WRITTEN EXERCISE :: In full and without alteration, give the listing again.

Saved entries ::
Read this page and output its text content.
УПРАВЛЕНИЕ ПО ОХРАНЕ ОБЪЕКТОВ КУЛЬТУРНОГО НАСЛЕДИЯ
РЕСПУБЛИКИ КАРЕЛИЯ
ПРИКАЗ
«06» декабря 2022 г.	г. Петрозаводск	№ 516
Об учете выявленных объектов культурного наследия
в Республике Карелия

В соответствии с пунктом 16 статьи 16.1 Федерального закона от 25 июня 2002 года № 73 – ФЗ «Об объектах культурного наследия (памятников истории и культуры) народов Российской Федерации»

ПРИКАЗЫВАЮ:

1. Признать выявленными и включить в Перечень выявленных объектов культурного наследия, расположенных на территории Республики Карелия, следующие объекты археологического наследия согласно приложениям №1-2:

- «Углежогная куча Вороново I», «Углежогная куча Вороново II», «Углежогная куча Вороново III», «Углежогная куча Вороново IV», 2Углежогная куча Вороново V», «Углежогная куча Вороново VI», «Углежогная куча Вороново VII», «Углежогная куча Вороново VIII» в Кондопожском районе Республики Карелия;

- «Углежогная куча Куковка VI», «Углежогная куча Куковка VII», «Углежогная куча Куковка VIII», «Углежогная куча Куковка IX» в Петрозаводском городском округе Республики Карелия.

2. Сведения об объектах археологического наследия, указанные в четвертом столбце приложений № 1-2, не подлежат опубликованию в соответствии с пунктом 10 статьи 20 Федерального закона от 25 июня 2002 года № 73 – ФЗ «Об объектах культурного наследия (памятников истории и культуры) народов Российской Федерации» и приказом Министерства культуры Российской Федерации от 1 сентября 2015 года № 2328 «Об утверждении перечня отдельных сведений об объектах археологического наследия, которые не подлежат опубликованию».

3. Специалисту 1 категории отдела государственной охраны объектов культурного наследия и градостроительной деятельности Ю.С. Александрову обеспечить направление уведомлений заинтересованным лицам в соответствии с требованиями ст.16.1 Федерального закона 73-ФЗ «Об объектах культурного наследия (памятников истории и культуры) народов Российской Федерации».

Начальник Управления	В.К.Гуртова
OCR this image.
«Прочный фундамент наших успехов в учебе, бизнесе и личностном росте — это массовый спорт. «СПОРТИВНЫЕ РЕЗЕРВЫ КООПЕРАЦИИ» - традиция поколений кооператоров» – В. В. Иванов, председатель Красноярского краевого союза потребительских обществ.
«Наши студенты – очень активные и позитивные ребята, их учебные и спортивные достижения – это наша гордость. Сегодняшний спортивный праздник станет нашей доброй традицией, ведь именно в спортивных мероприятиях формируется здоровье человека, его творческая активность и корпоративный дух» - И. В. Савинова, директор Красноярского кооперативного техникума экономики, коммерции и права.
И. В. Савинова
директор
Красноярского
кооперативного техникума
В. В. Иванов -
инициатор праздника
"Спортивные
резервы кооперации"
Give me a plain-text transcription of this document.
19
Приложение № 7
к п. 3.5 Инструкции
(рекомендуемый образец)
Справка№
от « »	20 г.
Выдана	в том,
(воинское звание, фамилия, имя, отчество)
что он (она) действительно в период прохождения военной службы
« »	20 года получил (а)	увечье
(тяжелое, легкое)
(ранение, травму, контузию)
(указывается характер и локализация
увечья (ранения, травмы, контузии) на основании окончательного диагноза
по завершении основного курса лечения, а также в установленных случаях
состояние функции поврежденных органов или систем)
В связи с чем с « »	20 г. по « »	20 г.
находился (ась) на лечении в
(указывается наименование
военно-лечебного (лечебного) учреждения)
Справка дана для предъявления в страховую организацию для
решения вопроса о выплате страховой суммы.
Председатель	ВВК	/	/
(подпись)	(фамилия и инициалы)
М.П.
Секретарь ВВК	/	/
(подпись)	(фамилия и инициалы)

THE COMPLETED TASK ::
Read this page and output its text content.
УПРАВЛЕНИЕ ПО ОХРАНЕ ОБЪЕКТОВ КУЛЬТУРНОГО НАСЛЕДИЯ
РЕСПУБЛИКИ КАРЕЛИЯ
ПРИКАЗ
«06» декабря 2022 г.	г. Петрозаводск	№ 516
Об учете выявленных объектов культурного наследия
в Республике Карелия

В соответствии с пунктом 16 статьи 16.1 Федерального закона от 25 июня 2002 года № 73 – ФЗ «Об объектах культурного наследия (памятников истории и культуры) народов Российской Федерации»

ПРИКАЗЫВАЮ:

1. Признать выявленными и включить в Перечень выявленных объектов культурного наследия, расположенных на территории Республики Карелия, следующие объекты археологического наследия согласно приложениям №1-2:

- «Углежогная куча Вороново I», «Углежогная куча Вороново II», «Углежогная куча Вороново III», «Углежогная куча Вороново IV», 2Углежогная куча Вороново V», «Углежогная куча Вороново VI», «Углежогная куча Вороново VII», «Углежогная куча Вороново VIII» в Кондопожском районе Республики Карелия;

- «Углежогная куча Куковка VI», «Углежогная куча Куковка VII», «Углежогная куча Куковка VIII», «Углежогная куча Куковка IX» в Петрозаводском городском округе Республики Карелия.

2. Сведения об объектах археологического наследия, указанные в четвертом столбце приложений № 1-2, не подлежат опубликованию в соответствии с пунктом 10 статьи 20 Федерального закона от 25 июня 2002 года № 73 – ФЗ «Об объектах культурного наследия (памятников истории и культуры) народов Российской Федерации» и приказом Министерства культуры Российской Федерации от 1 сентября 2015 года № 2328 «Об утверждении перечня отдельных сведений об объектах археологического наследия, которые не подлежат опубликованию».

3. Специалисту 1 категории отдела государственной охраны объектов культурного наследия и градостроительной деятельности Ю.С. Александрову обеспечить направление уведомлений заинтересованным лицам в соответствии с требованиями ст.16.1 Федерального закона 73-ФЗ «Об объектах культурного наследия (памятников истории и культуры) народов Российской Федерации».

Начальник Управления	В.К.Гуртова
OCR this image.
«Прочный фундамент наших успехов в учебе, бизнесе и личностном росте — это массовый спорт. «СПОРТИВНЫЕ РЕЗЕРВЫ КООПЕРАЦИИ» - традиция поколений кооператоров» – В. В. Иванов, председатель Красноярского краевого союза потребительских обществ.
«Наши студенты – очень активные и позитивные ребята, их учебные и спортивные достижения – это наша гордость. Сегодняшний спортивный праздник станет нашей доброй традицией, ведь именно в спортивных мероприятиях формируется здоровье человека, его творческая активность и корпоративный дух» - И. В. Савинова, директор Красноярского кооперативного техникума экономики, коммерции и права.
И. В. Савинова
директор
Красноярского
кооперативного техникума
В. В. Иванов -
инициатор праздника
"Спортивные
резервы кооперации"
Give me a plain-text transcription of this document.
19
Приложение № 7
к п. 3.5 Инструкции
(рекомендуемый образец)
Справка№
от « »	20 г.
Выдана	в том,
(воинское звание, фамилия, имя, отчество)
что он (она) действительно в период прохождения военной службы
« »	20 года получил (а)	увечье
(тяжелое, легкое)
(ранение, травму, контузию)
(указывается характер и локализация
увечья (ранения, травмы, контузии) на основании окончательного диагноза
по завершении основного курса лечения, а также в установленных случаях
состояние функции поврежденных органов или систем)
В связи с чем с « »	20 г. по « »	20 г.
находился (ась) на лечении в
(указывается наименование
военно-лечебного (лечебного) учреждения)
Справка дана для предъявления в страховую организацию для
решения вопроса о выплате страховой суммы.
Председатель	ВВК	/	/
(подпись)	(фамилия и инициалы)
М.П.
Секретарь ВВК	/	/
(подпись)	(фамилия и инициалы)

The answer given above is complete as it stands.